--- What this task involves ---
Report, as a bare number, how many lines contain the string "Definitivamente".

# start of Dataset records

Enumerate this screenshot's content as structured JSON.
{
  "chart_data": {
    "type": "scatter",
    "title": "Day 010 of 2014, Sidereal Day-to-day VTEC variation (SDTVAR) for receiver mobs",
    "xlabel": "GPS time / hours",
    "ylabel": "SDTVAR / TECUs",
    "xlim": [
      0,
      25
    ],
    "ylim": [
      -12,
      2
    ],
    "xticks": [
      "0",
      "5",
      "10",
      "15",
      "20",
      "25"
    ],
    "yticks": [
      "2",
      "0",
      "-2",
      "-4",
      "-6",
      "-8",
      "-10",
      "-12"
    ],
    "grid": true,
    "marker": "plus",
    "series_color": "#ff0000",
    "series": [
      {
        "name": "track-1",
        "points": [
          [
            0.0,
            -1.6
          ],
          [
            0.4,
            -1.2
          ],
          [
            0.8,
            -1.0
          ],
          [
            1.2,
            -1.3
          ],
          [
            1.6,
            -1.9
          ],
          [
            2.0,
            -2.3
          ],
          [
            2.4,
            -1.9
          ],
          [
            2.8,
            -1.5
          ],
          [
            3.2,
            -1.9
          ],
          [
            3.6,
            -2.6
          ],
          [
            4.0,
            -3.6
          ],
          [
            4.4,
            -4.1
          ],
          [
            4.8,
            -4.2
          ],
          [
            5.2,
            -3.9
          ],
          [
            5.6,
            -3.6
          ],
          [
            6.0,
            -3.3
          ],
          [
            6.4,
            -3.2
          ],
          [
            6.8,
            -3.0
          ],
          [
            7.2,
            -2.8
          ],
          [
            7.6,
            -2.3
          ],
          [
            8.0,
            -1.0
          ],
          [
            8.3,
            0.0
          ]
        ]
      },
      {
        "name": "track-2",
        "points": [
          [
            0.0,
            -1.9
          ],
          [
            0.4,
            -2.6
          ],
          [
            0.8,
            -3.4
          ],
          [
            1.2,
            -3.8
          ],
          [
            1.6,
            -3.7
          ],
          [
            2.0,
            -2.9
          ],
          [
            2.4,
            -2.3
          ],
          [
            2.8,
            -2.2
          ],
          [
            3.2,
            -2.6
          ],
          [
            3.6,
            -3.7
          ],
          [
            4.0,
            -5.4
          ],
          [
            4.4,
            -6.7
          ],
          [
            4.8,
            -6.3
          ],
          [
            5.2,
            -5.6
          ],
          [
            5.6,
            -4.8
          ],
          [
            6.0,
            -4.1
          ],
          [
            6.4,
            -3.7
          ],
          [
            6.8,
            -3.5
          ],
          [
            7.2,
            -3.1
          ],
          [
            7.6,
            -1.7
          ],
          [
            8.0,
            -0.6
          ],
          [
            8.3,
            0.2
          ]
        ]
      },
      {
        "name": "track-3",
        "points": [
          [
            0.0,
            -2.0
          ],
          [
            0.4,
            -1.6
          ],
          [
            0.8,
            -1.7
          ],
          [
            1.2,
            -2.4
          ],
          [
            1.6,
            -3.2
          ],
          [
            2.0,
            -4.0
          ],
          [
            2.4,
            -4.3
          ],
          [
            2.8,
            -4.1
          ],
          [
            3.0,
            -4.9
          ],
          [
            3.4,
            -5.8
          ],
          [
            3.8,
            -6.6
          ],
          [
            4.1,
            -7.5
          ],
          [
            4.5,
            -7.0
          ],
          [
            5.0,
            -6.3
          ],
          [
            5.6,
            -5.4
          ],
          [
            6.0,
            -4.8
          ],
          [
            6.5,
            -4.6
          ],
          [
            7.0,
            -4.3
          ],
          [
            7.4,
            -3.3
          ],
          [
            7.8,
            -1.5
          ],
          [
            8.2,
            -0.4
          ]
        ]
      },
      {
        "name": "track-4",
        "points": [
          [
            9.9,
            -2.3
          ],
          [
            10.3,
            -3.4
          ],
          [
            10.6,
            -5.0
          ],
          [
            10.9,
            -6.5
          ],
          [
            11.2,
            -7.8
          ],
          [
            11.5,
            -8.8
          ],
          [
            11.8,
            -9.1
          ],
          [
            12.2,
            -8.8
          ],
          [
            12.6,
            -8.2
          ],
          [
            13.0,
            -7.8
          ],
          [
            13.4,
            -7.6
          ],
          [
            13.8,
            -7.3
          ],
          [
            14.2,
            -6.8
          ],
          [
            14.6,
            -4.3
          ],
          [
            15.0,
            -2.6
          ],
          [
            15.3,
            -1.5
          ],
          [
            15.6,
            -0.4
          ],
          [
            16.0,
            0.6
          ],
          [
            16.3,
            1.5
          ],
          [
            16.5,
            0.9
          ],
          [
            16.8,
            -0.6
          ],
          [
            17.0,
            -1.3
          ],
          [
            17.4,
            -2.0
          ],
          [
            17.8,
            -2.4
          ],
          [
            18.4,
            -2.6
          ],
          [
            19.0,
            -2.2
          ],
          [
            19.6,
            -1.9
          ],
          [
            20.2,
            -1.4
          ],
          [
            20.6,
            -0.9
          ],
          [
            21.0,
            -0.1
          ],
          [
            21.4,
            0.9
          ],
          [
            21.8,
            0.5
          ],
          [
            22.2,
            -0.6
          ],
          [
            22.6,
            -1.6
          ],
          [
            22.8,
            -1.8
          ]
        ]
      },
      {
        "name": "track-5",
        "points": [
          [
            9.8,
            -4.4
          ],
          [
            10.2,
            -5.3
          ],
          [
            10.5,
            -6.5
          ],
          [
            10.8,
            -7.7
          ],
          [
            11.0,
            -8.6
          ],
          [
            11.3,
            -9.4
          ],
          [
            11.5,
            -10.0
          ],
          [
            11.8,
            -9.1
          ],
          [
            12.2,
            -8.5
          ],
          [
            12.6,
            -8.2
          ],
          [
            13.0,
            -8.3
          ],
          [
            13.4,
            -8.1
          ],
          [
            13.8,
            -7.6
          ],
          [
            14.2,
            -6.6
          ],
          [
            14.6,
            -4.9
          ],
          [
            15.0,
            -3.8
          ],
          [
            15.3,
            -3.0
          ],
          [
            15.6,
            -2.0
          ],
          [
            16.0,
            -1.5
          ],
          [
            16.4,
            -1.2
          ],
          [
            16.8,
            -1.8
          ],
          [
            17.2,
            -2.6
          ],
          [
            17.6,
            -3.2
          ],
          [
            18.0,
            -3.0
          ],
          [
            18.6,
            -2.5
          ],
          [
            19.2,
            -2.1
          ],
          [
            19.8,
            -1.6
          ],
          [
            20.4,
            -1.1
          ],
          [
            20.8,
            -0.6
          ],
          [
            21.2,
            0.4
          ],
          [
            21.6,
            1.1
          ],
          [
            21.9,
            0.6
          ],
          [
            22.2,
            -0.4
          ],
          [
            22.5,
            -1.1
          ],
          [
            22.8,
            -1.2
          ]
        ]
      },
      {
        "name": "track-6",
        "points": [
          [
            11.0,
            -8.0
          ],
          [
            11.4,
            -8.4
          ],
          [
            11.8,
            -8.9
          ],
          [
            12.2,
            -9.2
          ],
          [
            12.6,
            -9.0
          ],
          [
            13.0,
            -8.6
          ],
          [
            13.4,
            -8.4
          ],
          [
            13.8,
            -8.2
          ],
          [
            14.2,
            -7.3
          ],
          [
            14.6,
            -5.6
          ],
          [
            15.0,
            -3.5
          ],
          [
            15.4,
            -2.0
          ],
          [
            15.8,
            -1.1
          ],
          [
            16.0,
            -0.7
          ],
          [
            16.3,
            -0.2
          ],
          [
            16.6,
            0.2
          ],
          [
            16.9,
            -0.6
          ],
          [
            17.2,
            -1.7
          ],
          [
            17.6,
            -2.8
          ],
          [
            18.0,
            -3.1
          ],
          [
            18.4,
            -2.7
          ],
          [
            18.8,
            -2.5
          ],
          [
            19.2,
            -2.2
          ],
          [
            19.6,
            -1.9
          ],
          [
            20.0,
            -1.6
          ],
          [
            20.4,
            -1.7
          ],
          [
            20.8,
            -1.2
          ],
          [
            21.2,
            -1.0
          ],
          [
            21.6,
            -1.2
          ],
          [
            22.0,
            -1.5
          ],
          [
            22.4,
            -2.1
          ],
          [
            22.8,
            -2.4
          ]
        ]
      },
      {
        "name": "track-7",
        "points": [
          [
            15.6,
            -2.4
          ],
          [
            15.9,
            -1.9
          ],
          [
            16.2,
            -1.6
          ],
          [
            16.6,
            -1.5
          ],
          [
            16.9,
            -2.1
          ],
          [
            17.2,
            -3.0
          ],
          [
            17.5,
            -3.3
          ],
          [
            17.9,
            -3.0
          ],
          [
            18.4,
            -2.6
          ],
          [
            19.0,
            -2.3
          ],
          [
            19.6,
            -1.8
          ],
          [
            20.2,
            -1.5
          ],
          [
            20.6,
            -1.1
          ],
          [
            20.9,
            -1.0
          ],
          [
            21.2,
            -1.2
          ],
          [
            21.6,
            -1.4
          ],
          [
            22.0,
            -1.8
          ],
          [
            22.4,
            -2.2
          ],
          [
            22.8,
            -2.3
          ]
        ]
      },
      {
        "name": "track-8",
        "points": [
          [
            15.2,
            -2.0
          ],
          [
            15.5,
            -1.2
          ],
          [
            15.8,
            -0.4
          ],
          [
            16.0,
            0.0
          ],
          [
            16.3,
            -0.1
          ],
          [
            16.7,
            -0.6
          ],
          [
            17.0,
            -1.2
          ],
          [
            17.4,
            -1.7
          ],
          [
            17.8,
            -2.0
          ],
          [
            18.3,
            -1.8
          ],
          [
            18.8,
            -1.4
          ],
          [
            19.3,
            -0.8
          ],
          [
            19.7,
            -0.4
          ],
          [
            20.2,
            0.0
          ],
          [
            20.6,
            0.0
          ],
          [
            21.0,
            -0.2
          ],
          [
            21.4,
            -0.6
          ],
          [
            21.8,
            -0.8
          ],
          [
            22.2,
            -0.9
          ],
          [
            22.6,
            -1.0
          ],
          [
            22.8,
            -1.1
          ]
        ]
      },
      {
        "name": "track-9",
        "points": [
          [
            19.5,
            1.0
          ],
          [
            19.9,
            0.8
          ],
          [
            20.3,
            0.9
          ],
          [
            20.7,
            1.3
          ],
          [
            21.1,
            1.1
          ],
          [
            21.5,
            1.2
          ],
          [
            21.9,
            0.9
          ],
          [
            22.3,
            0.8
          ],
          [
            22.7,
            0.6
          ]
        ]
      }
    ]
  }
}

# end of Dataset records
# start of Dataset records

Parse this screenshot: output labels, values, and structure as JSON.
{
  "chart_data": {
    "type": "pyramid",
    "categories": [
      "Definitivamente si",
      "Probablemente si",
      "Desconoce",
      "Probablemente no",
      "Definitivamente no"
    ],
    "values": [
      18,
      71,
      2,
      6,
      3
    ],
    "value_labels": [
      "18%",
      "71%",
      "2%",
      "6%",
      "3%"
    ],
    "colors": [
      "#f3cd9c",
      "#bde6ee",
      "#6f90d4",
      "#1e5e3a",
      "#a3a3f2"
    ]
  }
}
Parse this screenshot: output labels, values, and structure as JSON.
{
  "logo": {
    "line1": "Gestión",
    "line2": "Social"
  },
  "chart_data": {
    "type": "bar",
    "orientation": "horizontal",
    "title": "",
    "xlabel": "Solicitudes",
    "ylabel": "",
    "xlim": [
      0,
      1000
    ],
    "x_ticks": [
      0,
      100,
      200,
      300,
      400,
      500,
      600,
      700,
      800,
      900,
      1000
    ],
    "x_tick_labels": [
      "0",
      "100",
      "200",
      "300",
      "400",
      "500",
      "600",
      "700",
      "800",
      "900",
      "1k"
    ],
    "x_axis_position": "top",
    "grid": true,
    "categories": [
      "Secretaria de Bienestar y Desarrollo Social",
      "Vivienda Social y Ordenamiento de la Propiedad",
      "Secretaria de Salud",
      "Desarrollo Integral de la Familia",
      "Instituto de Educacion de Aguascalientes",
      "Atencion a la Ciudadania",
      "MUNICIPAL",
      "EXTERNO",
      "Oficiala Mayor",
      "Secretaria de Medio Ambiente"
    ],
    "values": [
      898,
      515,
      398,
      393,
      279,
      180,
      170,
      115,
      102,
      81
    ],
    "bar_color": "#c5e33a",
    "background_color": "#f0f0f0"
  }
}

# end of Dataset records

--- Full solution ---
2